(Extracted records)

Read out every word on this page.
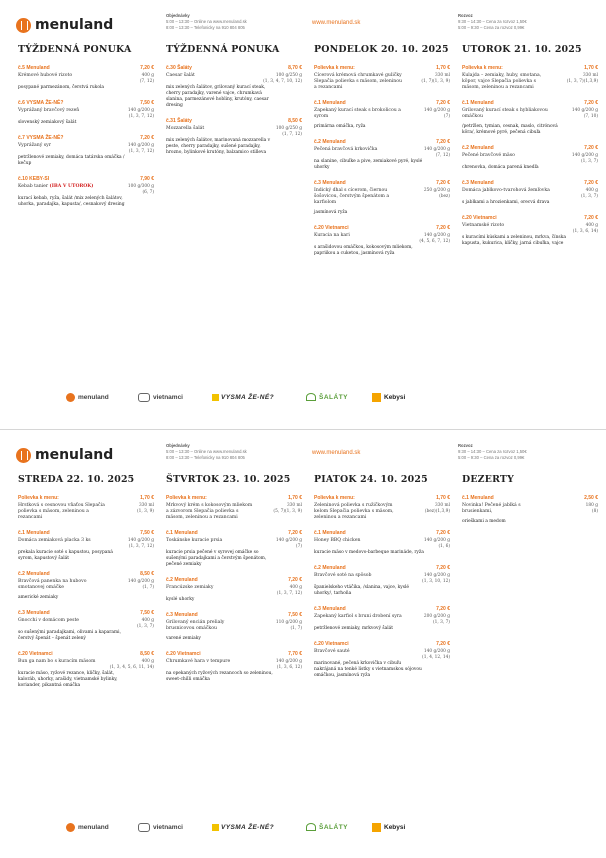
menuland
Objednávky
5:00 – 13:30 – Online na www.menuland.sk
8:00 – 13:30 – Telefonicky na 910 804 805
www.menuland.sk
Rozvoz
9:30 – 14:30 – Cena za rozvoz 1,50€
5:00 – 9:30 – Cena za rozvoz 0,99€
TÝŽDENNÁ PONUKA
č.5 Menuland	7,20 €
Krémové hubové rizoto	400 g
(7, 12)
posypané parmezánom, čerstvá rukola
č.6 VYSMA ŽE-NÉ?	7,50 €
Vyprážaný bravčový rezeň	140 g/200 g
(1, 3, 7, 12)
slovenský zemiakový šalát
č.7 VYSMA ŽE-NÉ?	7,20 €
Vyprážaný syr	140 g/200 g
(1, 3, 7, 12)
petržlenové zemiaky, domáca tatárska omáčka / kečup
č.10 KEBY-SI	7,90 €
Kebab tanier (IBA V UTOROK)	100 g/300 g
(6, 7)
kurací kebab, ryža, šalát /mix zelených šalátov, uhorka, paradajka, kapusta/, cesnakový dresing
TÝŽDENNÁ PONUKA
č.30 Šaláty	8,70 €
Caesar šalát	100 g/250 g
(1, 3, 4, 7, 10, 12)
mix zelených šalátov, grilovaný kurací steak, cherry paradajky, varené vajce, chrumkavá slanina, parmezánové hobliny, krutóny, caesar dresing
č.31 Šaláty	8,50 €
Mozzarella šalát	100 g/250 g
(1, 7, 12)
mix zelených šalátov, marinovaná mozzarella v peste, cherry paradajky, sušené paradajky, hrozno, bylinkové krutóny, balzamico stilleva
PONDELOK 20. 10. 2025
Polievka k menu:	1,70 €
Cícerová krémová chrumkavé guličky Slepačia polievka s mäsom, zeleninou a rezancami
330 ml
(1, 7)(1, 3, 9)
č.1 Menuland	7,20 €
Zapekaný kurací steak s brokolicou a syrom
140 g/200 g
(7)
primárna omáčka, ryža
č.2 Menuland	7,20 €
Pečená bravčová krkovička	140 g/200 g
(7, 12)
na slanine, cibuľke a pive, zemiakové pyré, kyslé uhorky
č.3 Menuland	7,20 €
Indický dhal s cícerom, čiernou šošovicou, čerstvým špenátom a karfiolom
250 g/200 g
(bez)
jasmínová ryža
č.20 Vietnamci	7,20 €
Kuracia na kari	140 g/200 g
(4, 5, 6, 7, 12)
s arašidovou omáčkou, kokosovým mliekom, papriikou a cuketou, jasmínová ryža
UTOROK 21. 10. 2025
Polievka k menu:	1,70 €
Kulajda – zemiaky, huby, smotana, kôpor, vajce Slepačia polievka s mäsom, zeleninou a rezancami
330 ml
(1, 3, 7)(1,3,9)
č.1 Menuland	7,20 €
Grilovaný kurací steak s hybliakovou omáčkou
140 g/200 g
(7, 10)
/petržlen, tymian, cesnak, maslo, citrónová kôra/, krémové pyré, pečená cibuľa
č.2 Menuland	7,20 €
Pečené bravčové mäso	140 g/200 g
(1, 3, 7)
chrenovka, domáca parená knedľa
č.3 Menuland	7,20 €
Domáca jablkovo-tvarohová žemľovka	400 g
(1, 3, 7)
s jablkami a hrozienkami, orecvá drava
č.20 Vietnamci	7,20 €
Vietnamské rizoto	400 g
(1, 3, 6, 14)
s kuracími kúskami a zeleninou, mrkva, čínska kapusta, kukurica, klíčky, jarná cibuľka, vajce
menuland	vietnamci	VYSMA ŽE-NÉ?	ŠALÁTY	Kebysi
menuland
Objednávky
5:00 – 13:30 – Online na www.menuland.sk
8:00 – 13:30 – Telefonicky na 910 804 805
www.menuland.sk
Rozvoz
9:30 – 14:30 – Cena za rozvoz 1,50€
5:00 – 9:30 – Cena za rozvoz 0,99€
STREDA 22. 10. 2025
Polievka k menu:	1,70 €
Hrstková s cesnovou vňaťou Slepačia polievka s mäsom, zeleninou a rezancami
330 ml
(1, 3, 9)
č.1 Menuland	7,50 €
Domáca zemiaková placka 3 ks	140 g/200 g
(1, 3, 7, 12)
prekala kuracie soté s kapustou, posypaná syrom, kapustový šalát
č.2 Menuland	8,50 €
Bravčová panenka na hubovo smotanovej omáčke
140 g/200 g
(1, 7)
americké zemiaky
č.3 Menuland	7,50 €
Gnocchi v domácom peste	400 g
(1, 3, 7)
so sušenými paradajkami, olivami a kaparami, čerstvý špenát – špenát zelený
č.20 Vietnamci	8,50 €
Bun ga nam bo s kuracím mäsom	400 g
(1, 3, 4, 5, 6, 11, 14)
kuracie mäso, ryžové rezance, klíčky, šalát, kaloráb, uhorky, arašidy, vietnamské bylinky, koriander, pikantná omáčka
ŠTVRTOK 23. 10. 2025
Polievka k menu:	1,70 €
Mrkvový krém s kokosovým mliekom a zázvorom Slepačia polievka s mäsom, zeleninou a rezancami
330 ml
(5, 7)(1, 3, 9)
č.1 Menuland	7,20 €
Toskánske kuracie prsia	140 g/200 g
(7)
kuracie prsia pečené v syrovej omáčke so sušenými paradajkami a čerstvým špenátom, pečené zemiaky
č.2 Menuland	7,20 €
Francúzske zemiaky	400 g
(1, 3, 7, 12)
kyslé uhorky
č.3 Menuland	7,50 €
Grilovaný encián prelialy brusnicovou omáčkou
110 g/200 g
(1, 7)
varené zemiaky
č.20 Vietnamci	7,70 €
Chrumkavé hara v tempure	140 g/200 g
(1, 3, 6, 12)
na opekaných ryžových rezancoch so zeleninou, sweet-chilli omáčka
PIATOK 24. 10. 2025
Polievka k menu:	1,70 €
Zeleninová polievka s ružičkovým kelom Slepačia polievka s mäsom, zeleninou a rezancami
330 ml
(bez)(1,3,9)
č.1 Menuland	7,20 €
Honey BBQ chicken	140 g/200 g
(1, 6)
kuracie mäso v medovo-barbeque marináde, ryža
č.2 Menuland	7,20 €
Bravčové soté na spôsob	140 g/200 g
(1, 3, 10, 12)
španielskeho vtáčika, /slanina, vajce, kyslé uhorky/, tarhoňa
č.3 Menuland	7,20 €
Zapekaný karfiol s bruni drobení syra	200 g/200 g
(1, 3, 7)
petržlenové zemiaky, mrkvový šalát
č.20 Vietnamci	7,20 €
Bravčové sauté	140 g/200 g
(1, 4, 12, 14)
marinované, pečená krkovička v cibuľu nakrájaná na tenké lístky s vietnamskou sójovou omáčkou, jasmínová ryža
DEZERTY
č.1 Menuland	2,50 €
Novinka! Pečené jablká s brusienkami,
180 g
(8)
orieškami a medom
menuland	vietnamci	VYSMA ŽE-NÉ?	ŠALÁTY	Kebysi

Work to do >> Gather from the records above every line containing the string "špenátom".

Finished task >>
Indický dhal s cícerom, čiernou šošovicou, čerstvým špenátom a karfiolom
kuracie prsia pečené v syrovej omáčke so sušenými paradajkami a čerstvým špenátom, pečené zemiaky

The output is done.